記事 =
○ ○ ○ ○ ○
「貧富の差」がよくわかる一枚の写真 地上にいては、気づけないことがある(南アフリカ)
アパルトヘイト(人種隔離政策)が完全撤廃となった1994年からじつに、20年以上の時間が流れ、南アフリカに暮らす白人、黒人コミュニティが互いに歩み寄り、少しずつ関係改善へと向かっています。
けれど、いまだに「持てる者」と「持たざる者」とを隔てる壁は、地上から目に見えている以上に高かった。
上空から見えた
暮らしの格差
テーブルマウンテンや喜望峰など、人気観光地を有するケープタウンの中心街から、およそ38キロ南に下ったマシプメレレ地区。旧黒人居住区にあたり、今もこの狭いエリアには無数の掘建て小屋がひしめき合うように並んでいます。
○ ○ ○ ○ ○
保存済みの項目
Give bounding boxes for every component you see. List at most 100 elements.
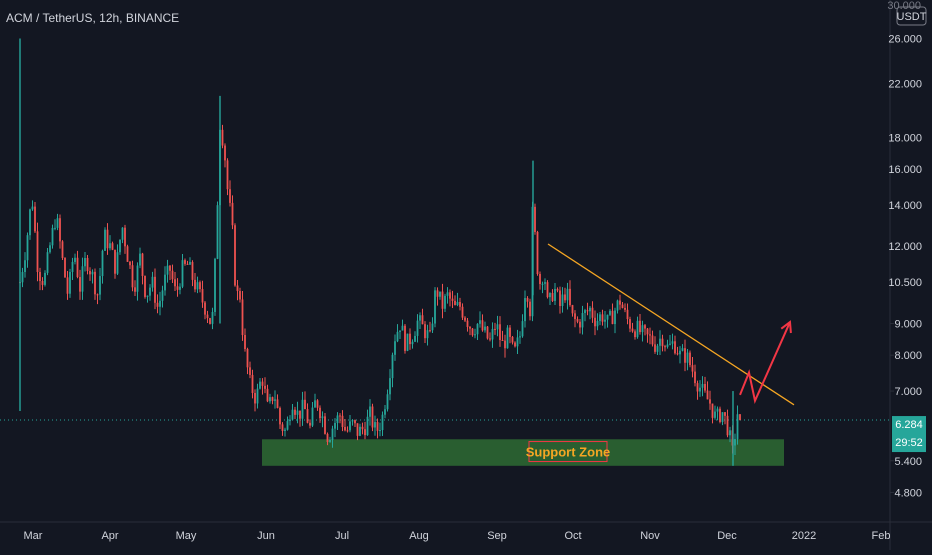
candle-countdown: 29:52 — [895, 437, 923, 449]
candle-body — [519, 336, 521, 338]
candle-body — [119, 239, 121, 253]
candle-body — [204, 302, 206, 315]
candle-body — [91, 271, 94, 275]
candle-body — [264, 385, 266, 389]
candle-body — [646, 328, 649, 335]
projection-arrow-path — [739, 321, 791, 405]
candle-body — [706, 390, 709, 400]
candle-body — [486, 326, 489, 339]
candle-body — [721, 412, 724, 422]
candle-body — [214, 258, 216, 312]
candle-body — [94, 271, 96, 295]
candle-body — [234, 225, 236, 286]
candle-body — [596, 320, 599, 327]
time-tick-label: Apr — [101, 530, 118, 542]
candle-body — [404, 325, 406, 351]
candle-body — [399, 330, 401, 332]
candle-body — [356, 423, 359, 436]
trendline[interactable] — [547, 243, 795, 406]
candle-body — [211, 311, 214, 324]
candle-body — [181, 260, 184, 287]
candle-body — [149, 287, 151, 296]
candle-body — [99, 276, 101, 295]
candle-body — [489, 338, 491, 340]
candle-body — [649, 334, 651, 336]
candle-body — [736, 414, 739, 440]
candle-body — [324, 416, 326, 434]
candle-body — [334, 422, 336, 429]
candle-body — [574, 313, 576, 320]
candle-body — [406, 333, 409, 351]
currency-badge[interactable]: USDT — [896, 6, 927, 26]
candle-body — [134, 287, 136, 292]
candle-body — [84, 257, 86, 267]
time-tick-label: Jul — [335, 530, 349, 542]
candle-body — [126, 246, 129, 262]
candle-body — [629, 319, 631, 329]
candle-body — [216, 205, 219, 259]
candle-body — [601, 314, 604, 322]
candle-body — [411, 341, 414, 345]
candles — [19, 38, 741, 466]
candle-body — [49, 245, 51, 253]
candle-body — [389, 378, 391, 395]
candle-body — [194, 279, 196, 290]
candle-body — [664, 346, 666, 348]
candle-body — [526, 298, 529, 302]
last-price-box — [892, 416, 926, 453]
candle-body — [614, 310, 616, 325]
chart-title: ACM / TetherUS, 12h, BINANCE — [6, 11, 179, 25]
candle-body — [524, 298, 526, 322]
candle-body — [24, 260, 26, 273]
price-tick-label: 16.000 — [888, 164, 922, 176]
candle-body — [631, 328, 634, 332]
candle-body — [456, 302, 459, 306]
candle-body — [461, 306, 464, 318]
candle-body — [494, 328, 496, 330]
candle-body — [161, 290, 164, 301]
candle-body — [541, 283, 544, 285]
candle-body — [294, 409, 296, 415]
candle-body — [554, 288, 556, 301]
candle-body — [386, 394, 389, 410]
candle-body — [296, 410, 299, 415]
candle-body — [509, 327, 511, 337]
candle-body — [311, 407, 314, 426]
candle-body — [394, 341, 396, 355]
candle-body — [459, 302, 461, 307]
candle-body — [469, 326, 471, 329]
candle-body — [274, 399, 276, 401]
candle-body — [591, 307, 594, 318]
candle-body — [401, 325, 404, 331]
candle-body — [79, 277, 81, 292]
support-zone[interactable]: Support Zone — [262, 439, 784, 466]
candle-body — [144, 275, 146, 297]
candle-body — [499, 324, 501, 340]
candle-body — [344, 427, 346, 431]
candle-body — [329, 439, 331, 442]
support-zone-rect — [262, 439, 784, 466]
price-axis[interactable]: 26.000 22.000 18.000 16.000 14.000 12.000 10.5… — [888, 33, 922, 499]
candle-body — [146, 295, 149, 297]
candle-body — [391, 354, 394, 379]
candle-body — [599, 314, 601, 321]
candle-body — [376, 422, 379, 431]
candle-body — [74, 257, 76, 262]
support-zone-label-box — [528, 441, 608, 463]
candle-body — [359, 426, 361, 436]
time-tick-label: Oct — [564, 530, 581, 542]
candle-body — [546, 282, 549, 298]
candle-body — [426, 330, 429, 339]
time-axis[interactable]: Mar Apr May Jun Jul Aug Sep Oct Nov Dec 2022 Feb — [24, 530, 891, 542]
candle-body — [716, 408, 719, 412]
price-tick-label: 7.000 — [894, 386, 922, 398]
candle-body — [104, 229, 106, 251]
projection-arrow[interactable] — [739, 320, 792, 405]
candle-body — [171, 270, 174, 280]
candle-body — [686, 352, 689, 363]
candle-body — [251, 374, 254, 393]
candle-body — [551, 293, 554, 301]
candle-body — [504, 340, 506, 349]
candle-body — [576, 319, 579, 322]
○ ○ ○ ○ ○
作業内容 =
**1.** 南アフリカの貧富の差についての記事を、2文でまとめてください。
**2.** 記録の中の「candle-countdown: 29:52 —」を含む行から「candle-body — [736, 414, 739, 440]」を含む行まで、すべてそのまま書き写してください。

各作業の結果 =
**1.** アパルトヘイトが1994年に完全撤廃されてから20年以上がたち、南アフリカの白人と黒人のコミュニティは少しずつ関係改善へ向かっていますが、「持てる者」と「持たざる者」を隔てる壁は、地上から見える以上に高いままです。ケープタウンの中心街からおよそ38キロ南にある旧黒人居住区のマシプメレレ地区では、今も狭いエリアに無数の掘建て小屋がひしめき合っています。

**2.**
candle-countdown: 29:52 — [895, 437, 923, 449]
candle-body — [519, 336, 521, 338]
candle-body — [119, 239, 121, 253]
candle-body — [204, 302, 206, 315]
candle-body — [91, 271, 94, 275]
candle-body — [264, 385, 266, 389]
candle-body — [646, 328, 649, 335]
projection-arrow-path — [739, 321, 791, 405]
candle-body — [706, 390, 709, 400]
candle-body — [486, 326, 489, 339]
candle-body — [721, 412, 724, 422]
candle-body — [214, 258, 216, 312]
candle-body — [94, 271, 96, 295]
candle-body — [234, 225, 236, 286]
candle-body — [596, 320, 599, 327]
time-tick-label: Apr — [101, 530, 118, 542]
candle-body — [404, 325, 406, 351]
candle-body — [399, 330, 401, 332]
candle-body — [356, 423, 359, 436]
trendline[interactable] — [547, 243, 795, 406]
candle-body — [211, 311, 214, 324]
candle-body — [181, 260, 184, 287]
candle-body — [149, 287, 151, 296]
candle-body — [99, 276, 101, 295]
candle-body — [489, 338, 491, 340]
candle-body — [649, 334, 651, 336]
candle-body — [736, 414, 739, 440]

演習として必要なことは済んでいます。